<<<<
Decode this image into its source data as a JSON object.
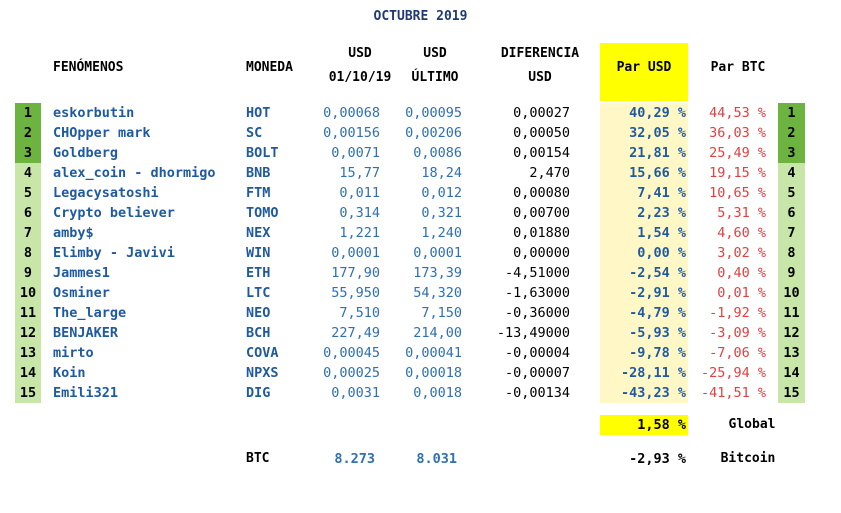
{
  "title": "OCTUBRE 2019",
  "headers": {
    "fenomenos": "FENÓMENOS",
    "moneda": "MONEDA",
    "usd_start_1": "USD",
    "usd_start_2": "01/10/19",
    "usd_last_1": "USD",
    "usd_last_2": "ÚLTIMO",
    "diff_1": "DIFERENCIA",
    "diff_2": "USD",
    "par_usd": "Par USD",
    "par_btc": "Par BTC"
  },
  "rows": [
    {
      "rank": "1",
      "name": "eskorbutin",
      "coin": "HOT",
      "usd_start": "0,00068",
      "usd_last": "0,00095",
      "diff": "0,00027",
      "par_usd": "40,29 %",
      "par_btc": "44,53 %"
    },
    {
      "rank": "2",
      "name": "CHOpper mark",
      "coin": "SC",
      "usd_start": "0,00156",
      "usd_last": "0,00206",
      "diff": "0,00050",
      "par_usd": "32,05 %",
      "par_btc": "36,03 %"
    },
    {
      "rank": "3",
      "name": "Goldberg",
      "coin": "BOLT",
      "usd_start": "0,0071",
      "usd_last": "0,0086",
      "diff": "0,00154",
      "par_usd": "21,81 %",
      "par_btc": "25,49 %"
    },
    {
      "rank": "4",
      "name": "alex_coin - dhormigo",
      "coin": "BNB",
      "usd_start": "15,77",
      "usd_last": "18,24",
      "diff": "2,470",
      "par_usd": "15,66 %",
      "par_btc": "19,15 %"
    },
    {
      "rank": "5",
      "name": "Legacysatoshi",
      "coin": "FTM",
      "usd_start": "0,011",
      "usd_last": "0,012",
      "diff": "0,00080",
      "par_usd": "7,41 %",
      "par_btc": "10,65 %"
    },
    {
      "rank": "6",
      "name": "Crypto believer",
      "coin": "TOMO",
      "usd_start": "0,314",
      "usd_last": "0,321",
      "diff": "0,00700",
      "par_usd": "2,23 %",
      "par_btc": "5,31 %"
    },
    {
      "rank": "7",
      "name": "amby$",
      "coin": "NEX",
      "usd_start": "1,221",
      "usd_last": "1,240",
      "diff": "0,01880",
      "par_usd": "1,54 %",
      "par_btc": "4,60 %"
    },
    {
      "rank": "8",
      "name": "Elimby - Javivi",
      "coin": "WIN",
      "usd_start": "0,0001",
      "usd_last": "0,0001",
      "diff": "0,00000",
      "par_usd": "0,00 %",
      "par_btc": "3,02 %"
    },
    {
      "rank": "9",
      "name": "Jammes1",
      "coin": "ETH",
      "usd_start": "177,90",
      "usd_last": "173,39",
      "diff": "-4,51000",
      "par_usd": "-2,54 %",
      "par_btc": "0,40 %"
    },
    {
      "rank": "10",
      "name": "Osminer",
      "coin": "LTC",
      "usd_start": "55,950",
      "usd_last": "54,320",
      "diff": "-1,63000",
      "par_usd": "-2,91 %",
      "par_btc": "0,01 %"
    },
    {
      "rank": "11",
      "name": "The_large",
      "coin": "NEO",
      "usd_start": "7,510",
      "usd_last": "7,150",
      "diff": "-0,36000",
      "par_usd": "-4,79 %",
      "par_btc": "-1,92 %"
    },
    {
      "rank": "12",
      "name": "BENJAKER",
      "coin": "BCH",
      "usd_start": "227,49",
      "usd_last": "214,00",
      "diff": "-13,49000",
      "par_usd": "-5,93 %",
      "par_btc": "-3,09 %"
    },
    {
      "rank": "13",
      "name": "mirto",
      "coin": "COVA",
      "usd_start": "0,00045",
      "usd_last": "0,00041",
      "diff": "-0,00004",
      "par_usd": "-9,78 %",
      "par_btc": "-7,06 %"
    },
    {
      "rank": "14",
      "name": "Koin",
      "coin": "NPXS",
      "usd_start": "0,00025",
      "usd_last": "0,00018",
      "diff": "-0,00007",
      "par_usd": "-28,11 %",
      "par_btc": "-25,94 %"
    },
    {
      "rank": "15",
      "name": "Emili321",
      "coin": "DIG",
      "usd_start": "0,0031",
      "usd_last": "0,0018",
      "diff": "-0,00134",
      "par_usd": "-43,23 %",
      "par_btc": "-41,51 %"
    }
  ],
  "global": {
    "value": "1,58 %",
    "label": "Global"
  },
  "btc": {
    "coin": "BTC",
    "usd_start": "8.273",
    "usd_last": "8.031",
    "value": "-2,93 %",
    "label": "Bitcoin"
  },
  "colors": {
    "title": "#1f3a74",
    "blue": "#1f5aa0",
    "red": "#e04040",
    "yellow": "#ffff00",
    "light_yellow": "#fff8c6",
    "green_dark": "#6db33f",
    "green_light": "#c8e6a8"
  }
}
>>>>
* _Description of the task_
Pictures excluded, quote all the data above exactly.

* _Solution for this problem_
Decode this image into its source data as a JSON object.
{
  "title": "OCTUBRE 2019",
  "headers": {
    "fenomenos": "FENÓMENOS",
    "moneda": "MONEDA",
    "usd_start_1": "USD",
    "usd_start_2": "01/10/19",
    "usd_last_1": "USD",
    "usd_last_2": "ÚLTIMO",
    "diff_1": "DIFERENCIA",
    "diff_2": "USD",
    "par_usd": "Par USD",
    "par_btc": "Par BTC"
  },
  "rows": [
    {
      "rank": "1",
      "name": "eskorbutin",
      "coin": "HOT",
      "usd_start": "0,00068",
      "usd_last": "0,00095",
      "diff": "0,00027",
      "par_usd": "40,29 %",
      "par_btc": "44,53 %"
    },
    {
      "rank": "2",
      "name": "CHOpper mark",
      "coin": "SC",
      "usd_start": "0,00156",
      "usd_last": "0,00206",
      "diff": "0,00050",
      "par_usd": "32,05 %",
      "par_btc": "36,03 %"
    },
    {
      "rank": "3",
      "name": "Goldberg",
      "coin": "BOLT",
      "usd_start": "0,0071",
      "usd_last": "0,0086",
      "diff": "0,00154",
      "par_usd": "21,81 %",
      "par_btc": "25,49 %"
    },
    {
      "rank": "4",
      "name": "alex_coin - dhormigo",
      "coin": "BNB",
      "usd_start": "15,77",
      "usd_last": "18,24",
      "diff": "2,470",
      "par_usd": "15,66 %",
      "par_btc": "19,15 %"
    },
    {
      "rank": "5",
      "name": "Legacysatoshi",
      "coin": "FTM",
      "usd_start": "0,011",
      "usd_last": "0,012",
      "diff": "0,00080",
      "par_usd": "7,41 %",
      "par_btc": "10,65 %"
    },
    {
      "rank": "6",
      "name": "Crypto believer",
      "coin": "TOMO",
      "usd_start": "0,314",
      "usd_last": "0,321",
      "diff": "0,00700",
      "par_usd": "2,23 %",
      "par_btc": "5,31 %"
    },
    {
      "rank": "7",
      "name": "amby$",
      "coin": "NEX",
      "usd_start": "1,221",
      "usd_last": "1,240",
      "diff": "0,01880",
      "par_usd": "1,54 %",
      "par_btc": "4,60 %"
    },
    {
      "rank": "8",
      "name": "Elimby - Javivi",
      "coin": "WIN",
      "usd_start": "0,0001",
      "usd_last": "0,0001",
      "diff": "0,00000",
      "par_usd": "0,00 %",
      "par_btc": "3,02 %"
    },
    {
      "rank": "9",
      "name": "Jammes1",
      "coin": "ETH",
      "usd_start": "177,90",
      "usd_last": "173,39",
      "diff": "-4,51000",
      "par_usd": "-2,54 %",
      "par_btc": "0,40 %"
    },
    {
      "rank": "10",
      "name": "Osminer",
      "coin": "LTC",
      "usd_start": "55,950",
      "usd_last": "54,320",
      "diff": "-1,63000",
      "par_usd": "-2,91 %",
      "par_btc": "0,01 %"
    },
    {
      "rank": "11",
      "name": "The_large",
      "coin": "NEO",
      "usd_start": "7,510",
      "usd_last": "7,150",
      "diff": "-0,36000",
      "par_usd": "-4,79 %",
      "par_btc": "-1,92 %"
    },
    {
      "rank": "12",
      "name": "BENJAKER",
      "coin": "BCH",
      "usd_start": "227,49",
      "usd_last": "214,00",
      "diff": "-13,49000",
      "par_usd": "-5,93 %",
      "par_btc": "-3,09 %"
    },
    {
      "rank": "13",
      "name": "mirto",
      "coin": "COVA",
      "usd_start": "0,00045",
      "usd_last": "0,00041",
      "diff": "-0,00004",
      "par_usd": "-9,78 %",
      "par_btc": "-7,06 %"
    },
    {
      "rank": "14",
      "name": "Koin",
      "coin": "NPXS",
      "usd_start": "0,00025",
      "usd_last": "0,00018",
      "diff": "-0,00007",
      "par_usd": "-28,11 %",
      "par_btc": "-25,94 %"
    },
    {
      "rank": "15",
      "name": "Emili321",
      "coin": "DIG",
      "usd_start": "0,0031",
      "usd_last": "0,0018",
      "diff": "-0,00134",
      "par_usd": "-43,23 %",
      "par_btc": "-41,51 %"
    }
  ],
  "global": {
    "value": "1,58 %",
    "label": "Global"
  },
  "btc": {
    "coin": "BTC",
    "usd_start": "8.273",
    "usd_last": "8.031",
    "value": "-2,93 %",
    "label": "Bitcoin"
  },
  "colors": {
    "title": "#1f3a74",
    "blue": "#1f5aa0",
    "red": "#e04040",
    "yellow": "#ffff00",
    "light_yellow": "#fff8c6",
    "green_dark": "#6db33f",
    "green_light": "#c8e6a8"
  }
}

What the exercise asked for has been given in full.